▸ **TASK DESCRIPTION**
Pull out every line in the records below that contains the word "this".

▸ **DATASET ROWS**
>> start

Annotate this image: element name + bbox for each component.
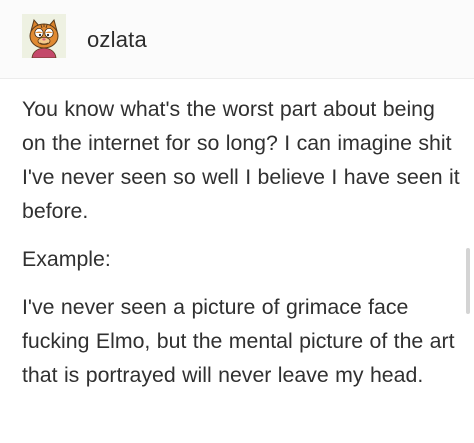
scrollbar[interactable] [466, 248, 470, 314]
avatar[interactable] [22, 14, 66, 58]
post-paragraph-1: You know what's the worst part about bei… [22, 97, 460, 223]
cartoon-cat-avatar-icon [22, 14, 66, 58]
username[interactable]: ozlata [87, 25, 147, 55]
post-paragraph-3: I've never seen a picture of grimace fac… [22, 295, 455, 387]
post-card: ozlata You know what's the worst part ab… [0, 0, 474, 443]
post-paragraph-2: Example: [22, 247, 111, 271]
post-header: ozlata [0, 0, 474, 79]
post-body: You know what's the worst part about bei… [22, 92, 462, 406]
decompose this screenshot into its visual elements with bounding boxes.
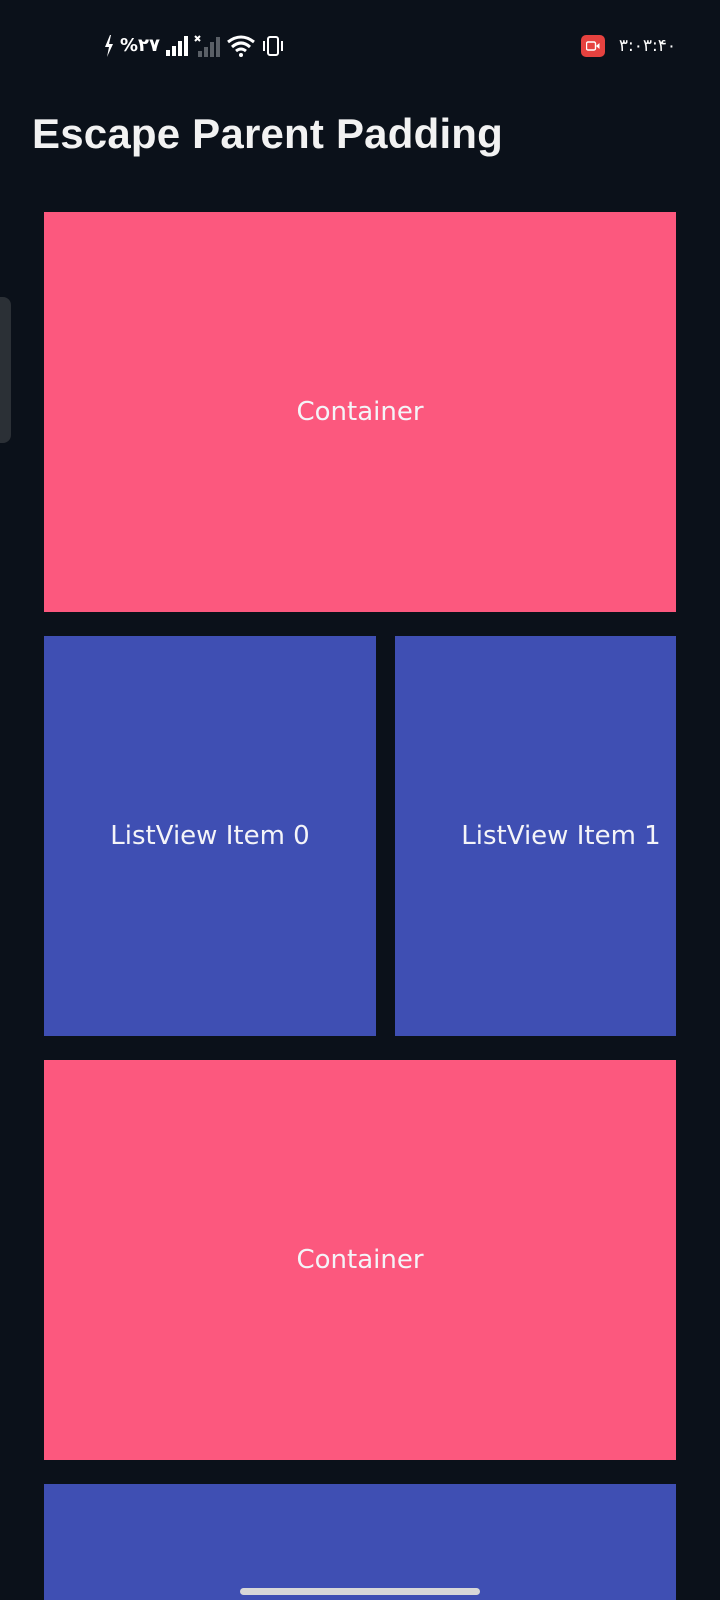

>> end

▸ **WORKED SOLUTION**
Annotate this image: element name + bbox for each component.
decompose this screenshot into its visual elements with bounding boxes.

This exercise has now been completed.